==== Data in this exercise ====

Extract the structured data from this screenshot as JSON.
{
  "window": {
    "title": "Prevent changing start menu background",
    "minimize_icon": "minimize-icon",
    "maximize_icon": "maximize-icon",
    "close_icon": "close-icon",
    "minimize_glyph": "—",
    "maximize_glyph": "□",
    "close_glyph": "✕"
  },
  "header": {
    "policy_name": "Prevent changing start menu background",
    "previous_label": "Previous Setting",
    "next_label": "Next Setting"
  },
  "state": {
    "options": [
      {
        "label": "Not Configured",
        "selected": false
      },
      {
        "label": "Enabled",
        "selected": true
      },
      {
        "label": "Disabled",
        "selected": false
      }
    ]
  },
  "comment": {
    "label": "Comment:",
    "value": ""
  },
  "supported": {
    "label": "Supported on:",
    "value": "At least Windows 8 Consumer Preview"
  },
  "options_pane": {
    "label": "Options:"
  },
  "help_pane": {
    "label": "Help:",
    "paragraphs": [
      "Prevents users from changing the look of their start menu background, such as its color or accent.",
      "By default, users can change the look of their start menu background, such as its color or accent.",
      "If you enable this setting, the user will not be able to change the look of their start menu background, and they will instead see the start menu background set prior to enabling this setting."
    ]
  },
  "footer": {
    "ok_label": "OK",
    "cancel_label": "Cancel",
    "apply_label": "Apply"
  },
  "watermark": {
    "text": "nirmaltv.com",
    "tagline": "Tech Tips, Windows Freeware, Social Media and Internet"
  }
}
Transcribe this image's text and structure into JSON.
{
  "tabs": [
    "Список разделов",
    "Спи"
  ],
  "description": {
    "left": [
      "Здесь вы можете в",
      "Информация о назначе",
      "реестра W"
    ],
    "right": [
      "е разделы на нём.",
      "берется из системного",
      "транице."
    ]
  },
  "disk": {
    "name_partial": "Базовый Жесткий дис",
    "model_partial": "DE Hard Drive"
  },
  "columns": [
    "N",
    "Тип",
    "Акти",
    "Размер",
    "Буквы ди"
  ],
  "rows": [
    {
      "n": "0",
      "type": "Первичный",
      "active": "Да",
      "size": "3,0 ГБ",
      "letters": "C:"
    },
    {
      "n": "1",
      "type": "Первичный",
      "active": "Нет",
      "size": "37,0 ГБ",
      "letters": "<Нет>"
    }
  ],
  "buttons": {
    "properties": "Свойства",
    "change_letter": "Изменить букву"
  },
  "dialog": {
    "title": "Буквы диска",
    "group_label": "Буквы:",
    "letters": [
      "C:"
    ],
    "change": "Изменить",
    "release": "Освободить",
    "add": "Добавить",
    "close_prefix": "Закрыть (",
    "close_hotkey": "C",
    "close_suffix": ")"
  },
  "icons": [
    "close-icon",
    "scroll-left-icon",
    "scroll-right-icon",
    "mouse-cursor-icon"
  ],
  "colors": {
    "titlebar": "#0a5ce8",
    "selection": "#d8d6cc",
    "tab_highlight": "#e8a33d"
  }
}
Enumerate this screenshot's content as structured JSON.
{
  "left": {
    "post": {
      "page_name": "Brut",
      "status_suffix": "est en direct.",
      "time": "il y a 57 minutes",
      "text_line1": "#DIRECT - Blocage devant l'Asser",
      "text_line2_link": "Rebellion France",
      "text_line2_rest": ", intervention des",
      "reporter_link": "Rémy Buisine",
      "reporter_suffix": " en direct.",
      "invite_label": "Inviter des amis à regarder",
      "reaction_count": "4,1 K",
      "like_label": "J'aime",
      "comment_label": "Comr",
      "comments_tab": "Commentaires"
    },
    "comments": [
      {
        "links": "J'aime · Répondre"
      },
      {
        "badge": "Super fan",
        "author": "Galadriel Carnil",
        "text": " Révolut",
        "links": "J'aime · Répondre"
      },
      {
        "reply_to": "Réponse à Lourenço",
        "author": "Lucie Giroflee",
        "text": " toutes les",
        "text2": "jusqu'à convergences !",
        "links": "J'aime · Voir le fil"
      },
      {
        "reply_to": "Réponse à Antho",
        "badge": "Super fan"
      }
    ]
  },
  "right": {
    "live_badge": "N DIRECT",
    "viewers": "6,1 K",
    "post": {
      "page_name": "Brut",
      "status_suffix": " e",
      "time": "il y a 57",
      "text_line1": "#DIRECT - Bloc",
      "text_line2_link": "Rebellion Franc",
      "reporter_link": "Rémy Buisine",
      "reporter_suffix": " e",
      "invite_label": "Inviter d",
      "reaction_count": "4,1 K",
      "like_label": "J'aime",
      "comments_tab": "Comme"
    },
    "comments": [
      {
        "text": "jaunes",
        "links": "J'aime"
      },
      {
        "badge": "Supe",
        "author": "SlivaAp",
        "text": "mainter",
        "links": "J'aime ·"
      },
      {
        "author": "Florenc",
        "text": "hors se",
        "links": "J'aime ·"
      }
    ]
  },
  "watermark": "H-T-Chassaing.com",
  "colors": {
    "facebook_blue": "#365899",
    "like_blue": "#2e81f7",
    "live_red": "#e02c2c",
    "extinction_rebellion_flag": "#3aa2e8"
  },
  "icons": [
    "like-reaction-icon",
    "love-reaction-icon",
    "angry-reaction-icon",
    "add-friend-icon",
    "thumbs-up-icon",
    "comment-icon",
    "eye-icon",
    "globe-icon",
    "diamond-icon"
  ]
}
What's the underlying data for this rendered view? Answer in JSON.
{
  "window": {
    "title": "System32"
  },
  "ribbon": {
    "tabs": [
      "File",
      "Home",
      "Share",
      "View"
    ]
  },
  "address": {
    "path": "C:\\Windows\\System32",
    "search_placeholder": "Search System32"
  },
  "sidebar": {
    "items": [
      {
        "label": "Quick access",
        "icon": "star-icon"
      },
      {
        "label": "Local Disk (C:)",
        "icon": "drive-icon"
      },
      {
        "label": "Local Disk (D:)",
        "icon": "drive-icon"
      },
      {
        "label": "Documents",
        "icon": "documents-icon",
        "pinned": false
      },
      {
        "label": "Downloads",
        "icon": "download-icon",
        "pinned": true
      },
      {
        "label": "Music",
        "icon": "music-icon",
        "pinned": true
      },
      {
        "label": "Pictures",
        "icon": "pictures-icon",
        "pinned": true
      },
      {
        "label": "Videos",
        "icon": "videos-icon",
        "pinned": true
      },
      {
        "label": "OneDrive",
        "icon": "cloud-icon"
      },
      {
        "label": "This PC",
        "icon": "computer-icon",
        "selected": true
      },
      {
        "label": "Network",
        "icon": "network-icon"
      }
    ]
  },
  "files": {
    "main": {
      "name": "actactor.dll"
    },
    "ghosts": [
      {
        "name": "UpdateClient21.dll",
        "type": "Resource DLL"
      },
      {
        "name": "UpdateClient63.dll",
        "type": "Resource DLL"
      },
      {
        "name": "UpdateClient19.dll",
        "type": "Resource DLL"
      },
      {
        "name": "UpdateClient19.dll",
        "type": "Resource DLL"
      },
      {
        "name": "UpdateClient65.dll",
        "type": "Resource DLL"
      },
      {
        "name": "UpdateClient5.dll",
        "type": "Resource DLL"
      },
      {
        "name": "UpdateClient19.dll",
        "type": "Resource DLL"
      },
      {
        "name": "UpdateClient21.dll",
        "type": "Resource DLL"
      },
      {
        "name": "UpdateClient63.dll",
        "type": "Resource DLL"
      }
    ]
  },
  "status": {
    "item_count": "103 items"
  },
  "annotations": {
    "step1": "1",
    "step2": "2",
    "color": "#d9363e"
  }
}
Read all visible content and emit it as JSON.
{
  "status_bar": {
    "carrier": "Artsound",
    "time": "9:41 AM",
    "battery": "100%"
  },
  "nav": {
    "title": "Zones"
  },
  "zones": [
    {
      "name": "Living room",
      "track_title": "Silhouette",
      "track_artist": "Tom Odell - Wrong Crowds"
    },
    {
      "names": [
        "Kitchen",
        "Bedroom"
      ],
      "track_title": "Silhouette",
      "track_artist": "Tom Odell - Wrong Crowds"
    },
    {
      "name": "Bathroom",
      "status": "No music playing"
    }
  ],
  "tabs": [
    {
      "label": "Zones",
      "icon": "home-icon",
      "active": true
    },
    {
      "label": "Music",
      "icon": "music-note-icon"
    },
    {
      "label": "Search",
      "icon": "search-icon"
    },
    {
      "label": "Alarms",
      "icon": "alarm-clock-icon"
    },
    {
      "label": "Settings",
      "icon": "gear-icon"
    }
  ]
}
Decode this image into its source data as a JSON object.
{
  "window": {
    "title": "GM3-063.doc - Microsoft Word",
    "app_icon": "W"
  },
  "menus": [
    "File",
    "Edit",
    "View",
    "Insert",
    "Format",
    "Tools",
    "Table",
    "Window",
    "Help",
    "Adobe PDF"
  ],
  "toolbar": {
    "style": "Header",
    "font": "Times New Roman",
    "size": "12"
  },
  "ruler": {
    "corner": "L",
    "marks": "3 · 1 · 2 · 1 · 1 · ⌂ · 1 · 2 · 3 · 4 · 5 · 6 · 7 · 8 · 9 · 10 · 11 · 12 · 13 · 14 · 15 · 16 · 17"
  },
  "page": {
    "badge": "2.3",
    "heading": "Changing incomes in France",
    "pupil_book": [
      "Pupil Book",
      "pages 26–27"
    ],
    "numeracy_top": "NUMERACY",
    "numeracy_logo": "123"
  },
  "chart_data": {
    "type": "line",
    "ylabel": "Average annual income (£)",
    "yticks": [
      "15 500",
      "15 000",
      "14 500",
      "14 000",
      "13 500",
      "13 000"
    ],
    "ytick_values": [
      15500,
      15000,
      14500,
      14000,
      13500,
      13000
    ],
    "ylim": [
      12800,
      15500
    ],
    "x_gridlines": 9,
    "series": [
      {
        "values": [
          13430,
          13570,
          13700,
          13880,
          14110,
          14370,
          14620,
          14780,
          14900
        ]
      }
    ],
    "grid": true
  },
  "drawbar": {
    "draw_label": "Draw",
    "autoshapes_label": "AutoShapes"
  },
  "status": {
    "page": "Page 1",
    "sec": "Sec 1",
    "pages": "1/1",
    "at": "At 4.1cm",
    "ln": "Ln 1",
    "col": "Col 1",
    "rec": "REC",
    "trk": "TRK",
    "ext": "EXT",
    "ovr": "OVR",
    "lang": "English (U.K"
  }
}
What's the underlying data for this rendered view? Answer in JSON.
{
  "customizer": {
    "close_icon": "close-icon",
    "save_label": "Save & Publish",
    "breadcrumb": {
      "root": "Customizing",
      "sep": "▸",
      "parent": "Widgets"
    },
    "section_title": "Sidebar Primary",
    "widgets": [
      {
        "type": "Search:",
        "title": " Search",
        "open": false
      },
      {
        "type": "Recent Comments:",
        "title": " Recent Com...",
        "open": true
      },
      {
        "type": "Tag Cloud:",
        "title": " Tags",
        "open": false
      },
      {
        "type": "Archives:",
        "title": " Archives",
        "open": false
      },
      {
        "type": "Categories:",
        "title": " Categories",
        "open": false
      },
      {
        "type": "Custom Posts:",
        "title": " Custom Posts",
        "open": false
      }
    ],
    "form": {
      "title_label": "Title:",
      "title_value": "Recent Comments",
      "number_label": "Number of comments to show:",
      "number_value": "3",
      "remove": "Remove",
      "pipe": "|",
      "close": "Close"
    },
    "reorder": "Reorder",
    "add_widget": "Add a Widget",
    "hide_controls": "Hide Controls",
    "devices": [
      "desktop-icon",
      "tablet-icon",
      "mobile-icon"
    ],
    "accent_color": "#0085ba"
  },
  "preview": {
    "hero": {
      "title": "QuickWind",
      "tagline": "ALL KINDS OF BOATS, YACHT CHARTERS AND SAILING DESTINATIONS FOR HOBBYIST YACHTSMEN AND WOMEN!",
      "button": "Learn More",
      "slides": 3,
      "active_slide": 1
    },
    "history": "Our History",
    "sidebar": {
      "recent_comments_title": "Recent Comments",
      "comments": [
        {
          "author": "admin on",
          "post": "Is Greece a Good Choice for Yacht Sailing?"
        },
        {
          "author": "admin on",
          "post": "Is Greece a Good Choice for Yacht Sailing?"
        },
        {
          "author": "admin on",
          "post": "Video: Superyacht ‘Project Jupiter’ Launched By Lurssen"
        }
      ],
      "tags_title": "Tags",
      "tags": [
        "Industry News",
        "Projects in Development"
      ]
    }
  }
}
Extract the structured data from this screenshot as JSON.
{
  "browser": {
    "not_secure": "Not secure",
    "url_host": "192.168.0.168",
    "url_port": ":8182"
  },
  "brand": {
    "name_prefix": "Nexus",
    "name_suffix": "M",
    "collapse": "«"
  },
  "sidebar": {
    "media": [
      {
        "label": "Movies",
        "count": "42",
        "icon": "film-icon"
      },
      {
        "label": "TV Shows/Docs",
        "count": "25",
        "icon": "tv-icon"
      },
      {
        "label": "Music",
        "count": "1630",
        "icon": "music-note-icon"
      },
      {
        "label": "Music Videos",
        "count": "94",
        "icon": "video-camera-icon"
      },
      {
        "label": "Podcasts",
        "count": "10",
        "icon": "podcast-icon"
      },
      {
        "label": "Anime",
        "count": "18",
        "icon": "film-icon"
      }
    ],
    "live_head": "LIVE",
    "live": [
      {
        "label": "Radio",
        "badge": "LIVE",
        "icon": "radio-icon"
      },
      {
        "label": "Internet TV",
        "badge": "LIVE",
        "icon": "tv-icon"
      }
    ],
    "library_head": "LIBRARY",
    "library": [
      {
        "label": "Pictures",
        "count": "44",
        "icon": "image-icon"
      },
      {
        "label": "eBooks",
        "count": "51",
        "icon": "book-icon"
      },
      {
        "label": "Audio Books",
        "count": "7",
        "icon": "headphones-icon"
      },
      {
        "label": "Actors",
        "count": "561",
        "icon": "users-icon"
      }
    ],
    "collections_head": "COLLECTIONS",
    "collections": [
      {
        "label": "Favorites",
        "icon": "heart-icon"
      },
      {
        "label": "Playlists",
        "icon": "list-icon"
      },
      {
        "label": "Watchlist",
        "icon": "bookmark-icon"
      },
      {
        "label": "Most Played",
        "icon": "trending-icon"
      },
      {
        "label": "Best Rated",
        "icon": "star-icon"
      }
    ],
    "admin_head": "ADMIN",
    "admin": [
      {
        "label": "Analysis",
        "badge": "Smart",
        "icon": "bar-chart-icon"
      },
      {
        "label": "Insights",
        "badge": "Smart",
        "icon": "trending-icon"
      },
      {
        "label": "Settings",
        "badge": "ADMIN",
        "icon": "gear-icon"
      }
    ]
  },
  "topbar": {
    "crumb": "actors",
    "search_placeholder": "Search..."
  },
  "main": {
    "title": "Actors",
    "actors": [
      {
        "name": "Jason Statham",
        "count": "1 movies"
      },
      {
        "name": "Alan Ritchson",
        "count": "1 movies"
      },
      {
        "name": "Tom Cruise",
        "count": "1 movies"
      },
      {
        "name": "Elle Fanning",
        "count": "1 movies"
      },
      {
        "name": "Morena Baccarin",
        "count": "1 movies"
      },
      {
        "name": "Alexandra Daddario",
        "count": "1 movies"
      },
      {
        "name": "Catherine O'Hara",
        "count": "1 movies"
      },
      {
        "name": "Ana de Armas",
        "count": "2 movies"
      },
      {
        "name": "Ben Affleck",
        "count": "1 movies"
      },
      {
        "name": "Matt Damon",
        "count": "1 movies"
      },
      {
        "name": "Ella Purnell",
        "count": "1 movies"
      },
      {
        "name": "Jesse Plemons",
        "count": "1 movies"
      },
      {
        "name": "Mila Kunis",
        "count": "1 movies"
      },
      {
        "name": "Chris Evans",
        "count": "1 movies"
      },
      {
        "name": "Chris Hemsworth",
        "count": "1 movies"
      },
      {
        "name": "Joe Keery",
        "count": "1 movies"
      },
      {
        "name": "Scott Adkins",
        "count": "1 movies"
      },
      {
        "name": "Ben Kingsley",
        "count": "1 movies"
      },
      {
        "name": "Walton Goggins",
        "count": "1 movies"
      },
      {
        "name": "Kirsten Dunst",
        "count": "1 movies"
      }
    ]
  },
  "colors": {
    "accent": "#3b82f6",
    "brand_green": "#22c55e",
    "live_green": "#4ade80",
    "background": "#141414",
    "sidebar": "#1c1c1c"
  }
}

====

[Directive] Return every line containing "Internet".

[Right answer]
    "tagline": "Tech Tips, Windows Freeware, Social Media and Internet"
        "label": "Internet TV",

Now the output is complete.